(Dataset entries)
----

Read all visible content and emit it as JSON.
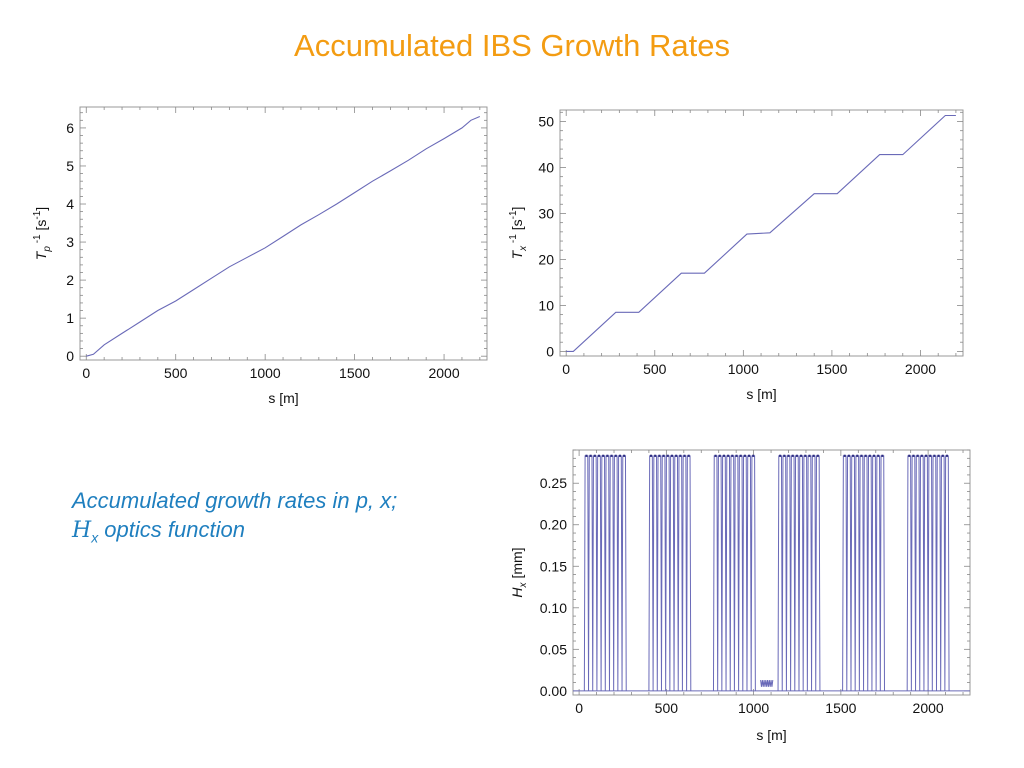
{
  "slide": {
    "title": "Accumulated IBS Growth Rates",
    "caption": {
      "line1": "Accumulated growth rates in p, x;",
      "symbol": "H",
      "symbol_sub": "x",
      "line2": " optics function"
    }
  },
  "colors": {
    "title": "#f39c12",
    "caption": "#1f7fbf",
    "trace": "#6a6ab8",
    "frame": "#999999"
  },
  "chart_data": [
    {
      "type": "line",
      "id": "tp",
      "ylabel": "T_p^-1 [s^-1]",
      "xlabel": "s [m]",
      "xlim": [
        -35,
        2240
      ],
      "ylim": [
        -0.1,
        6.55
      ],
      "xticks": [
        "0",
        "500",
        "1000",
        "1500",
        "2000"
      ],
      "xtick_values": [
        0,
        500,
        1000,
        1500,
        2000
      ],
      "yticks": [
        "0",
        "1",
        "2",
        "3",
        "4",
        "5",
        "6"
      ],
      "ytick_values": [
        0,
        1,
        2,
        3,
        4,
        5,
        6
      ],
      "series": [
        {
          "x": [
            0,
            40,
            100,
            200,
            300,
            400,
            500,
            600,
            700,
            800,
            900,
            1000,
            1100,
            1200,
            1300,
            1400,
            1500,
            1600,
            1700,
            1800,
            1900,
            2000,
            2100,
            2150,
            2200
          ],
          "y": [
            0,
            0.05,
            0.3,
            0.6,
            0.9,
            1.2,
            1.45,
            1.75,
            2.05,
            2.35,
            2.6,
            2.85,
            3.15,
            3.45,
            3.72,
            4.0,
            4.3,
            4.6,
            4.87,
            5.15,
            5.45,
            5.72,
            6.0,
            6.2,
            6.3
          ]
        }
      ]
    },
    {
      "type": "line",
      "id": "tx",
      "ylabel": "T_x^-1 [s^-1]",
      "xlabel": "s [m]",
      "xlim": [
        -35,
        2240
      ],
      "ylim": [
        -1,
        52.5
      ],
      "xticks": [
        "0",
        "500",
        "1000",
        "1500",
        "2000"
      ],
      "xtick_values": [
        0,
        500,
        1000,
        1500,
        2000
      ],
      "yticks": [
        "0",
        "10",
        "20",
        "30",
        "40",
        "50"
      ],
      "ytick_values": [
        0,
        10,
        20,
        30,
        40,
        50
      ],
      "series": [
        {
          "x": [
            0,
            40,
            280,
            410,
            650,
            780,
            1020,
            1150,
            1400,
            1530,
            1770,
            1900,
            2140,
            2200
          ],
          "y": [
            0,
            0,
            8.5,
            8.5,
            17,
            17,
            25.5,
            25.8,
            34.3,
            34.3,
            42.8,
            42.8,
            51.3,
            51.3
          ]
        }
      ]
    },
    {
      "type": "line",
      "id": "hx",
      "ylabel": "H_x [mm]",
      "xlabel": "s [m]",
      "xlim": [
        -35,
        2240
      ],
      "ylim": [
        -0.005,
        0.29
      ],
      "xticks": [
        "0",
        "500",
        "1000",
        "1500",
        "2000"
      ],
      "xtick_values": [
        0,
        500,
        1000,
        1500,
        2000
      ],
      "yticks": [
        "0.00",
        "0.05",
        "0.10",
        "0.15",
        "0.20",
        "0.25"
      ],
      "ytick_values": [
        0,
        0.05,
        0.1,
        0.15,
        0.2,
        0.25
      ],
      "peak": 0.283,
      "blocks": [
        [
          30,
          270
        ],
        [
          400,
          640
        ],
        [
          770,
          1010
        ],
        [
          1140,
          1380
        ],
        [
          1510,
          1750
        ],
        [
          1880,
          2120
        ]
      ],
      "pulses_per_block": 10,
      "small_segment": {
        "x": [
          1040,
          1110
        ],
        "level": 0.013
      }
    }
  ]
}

----

Instructions for the task:
Each line in the entries above that includes the string "title" should be extracted.

Response:
    "title": "Accumulated IBS Growth Rates",
    "title": "#f39c12",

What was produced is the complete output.